* _Lines of data_:
** BEGIN **

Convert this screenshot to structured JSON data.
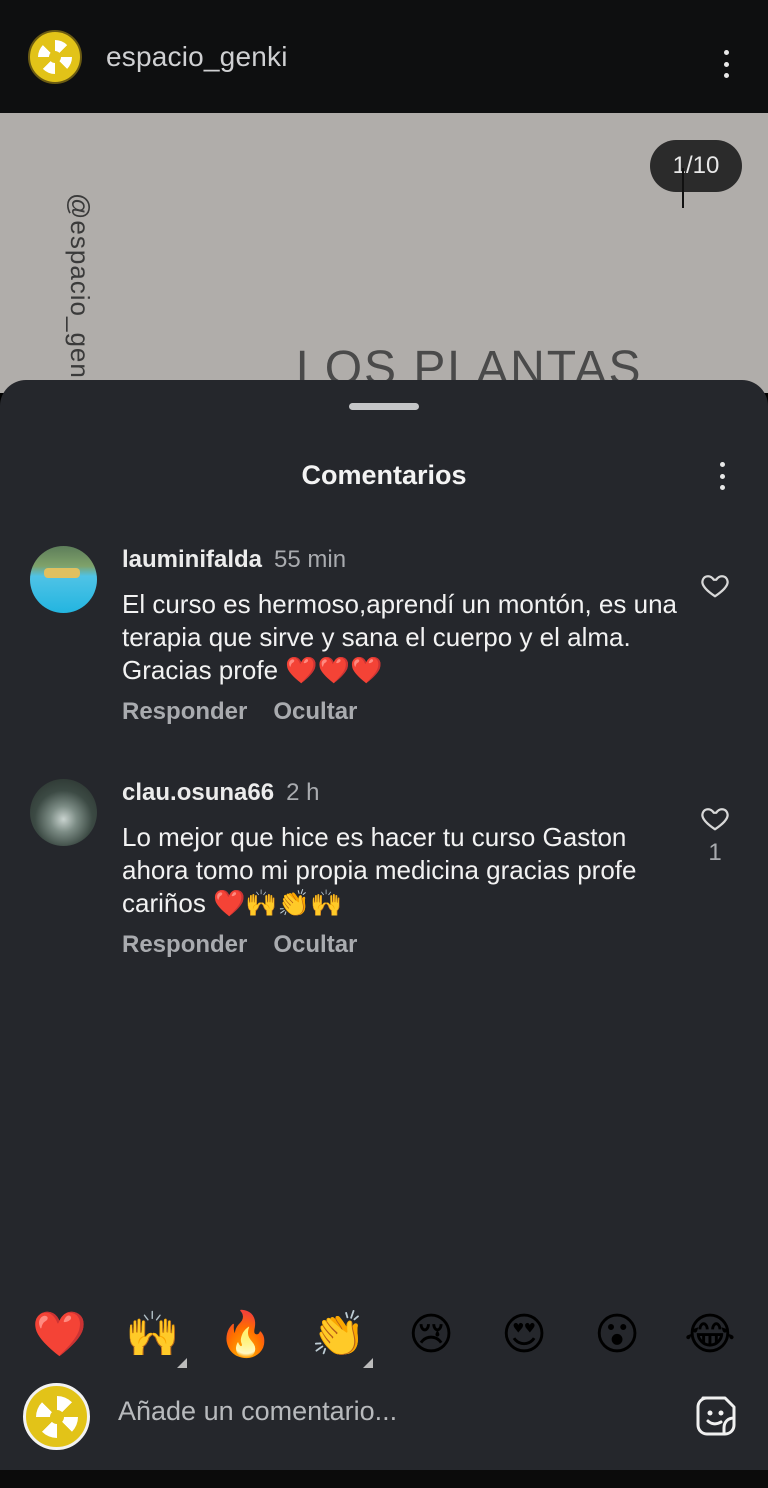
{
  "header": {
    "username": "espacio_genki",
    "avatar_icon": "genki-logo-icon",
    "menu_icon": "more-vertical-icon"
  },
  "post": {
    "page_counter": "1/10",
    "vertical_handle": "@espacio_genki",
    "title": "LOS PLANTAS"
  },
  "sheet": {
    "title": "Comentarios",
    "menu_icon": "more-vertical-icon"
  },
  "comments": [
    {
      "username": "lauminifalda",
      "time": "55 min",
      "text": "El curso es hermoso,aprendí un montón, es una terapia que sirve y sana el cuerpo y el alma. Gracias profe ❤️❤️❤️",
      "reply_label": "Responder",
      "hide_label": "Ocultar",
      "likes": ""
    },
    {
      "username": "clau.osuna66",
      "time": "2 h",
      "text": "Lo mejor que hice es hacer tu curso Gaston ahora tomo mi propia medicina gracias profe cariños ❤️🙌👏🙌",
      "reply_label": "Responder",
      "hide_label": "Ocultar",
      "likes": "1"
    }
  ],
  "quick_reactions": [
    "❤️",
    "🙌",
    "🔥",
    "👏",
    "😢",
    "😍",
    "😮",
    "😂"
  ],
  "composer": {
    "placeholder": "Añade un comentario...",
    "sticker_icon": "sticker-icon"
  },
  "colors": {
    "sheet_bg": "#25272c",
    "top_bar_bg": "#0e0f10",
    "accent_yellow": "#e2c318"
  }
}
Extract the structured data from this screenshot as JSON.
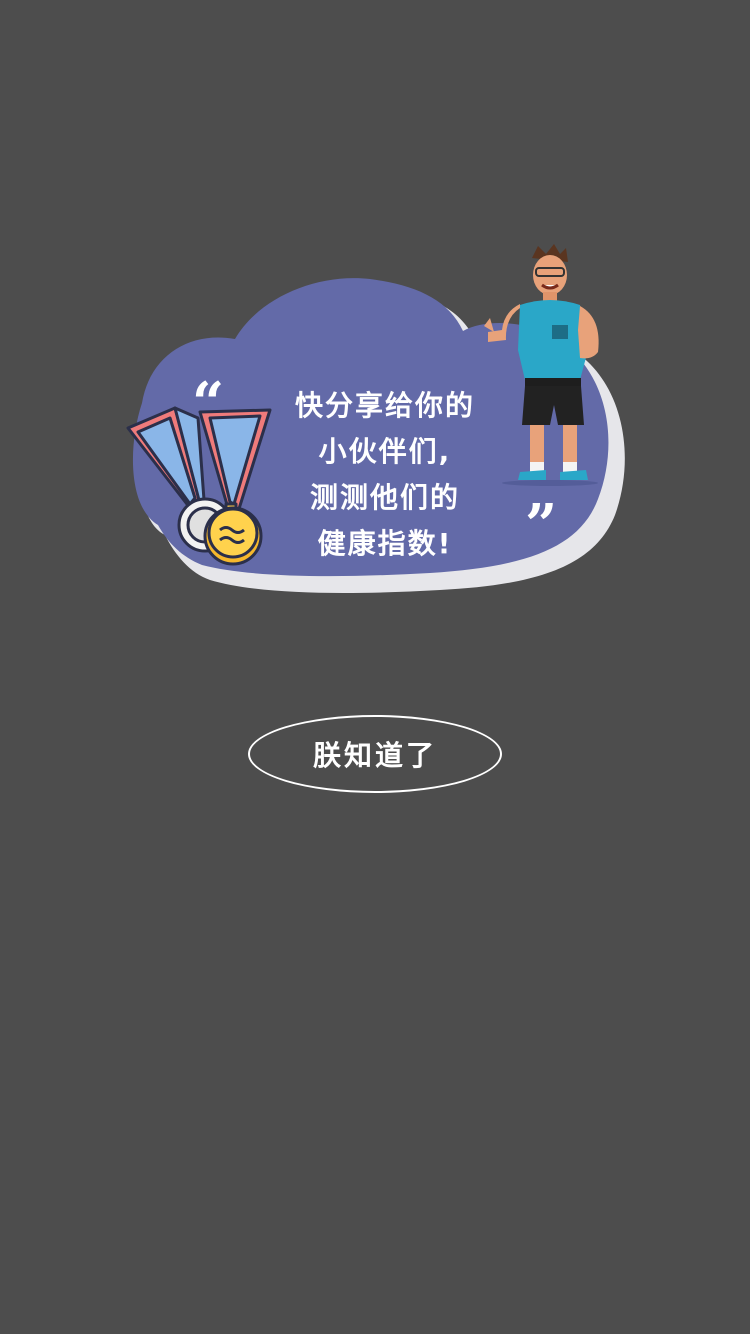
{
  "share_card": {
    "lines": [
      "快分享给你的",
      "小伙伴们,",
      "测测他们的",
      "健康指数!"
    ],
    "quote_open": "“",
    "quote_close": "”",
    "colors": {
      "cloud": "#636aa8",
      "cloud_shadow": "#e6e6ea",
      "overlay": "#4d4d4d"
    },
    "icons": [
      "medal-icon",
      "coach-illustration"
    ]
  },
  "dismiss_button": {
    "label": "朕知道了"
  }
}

** END **

* _Short problem_: Return all lines of the material above in which the word "username" occurs.

* _Response to the exercise_:
    "username": "espacio_genki",
      "username": "lauminifalda",
      "username": "clau.osuna66",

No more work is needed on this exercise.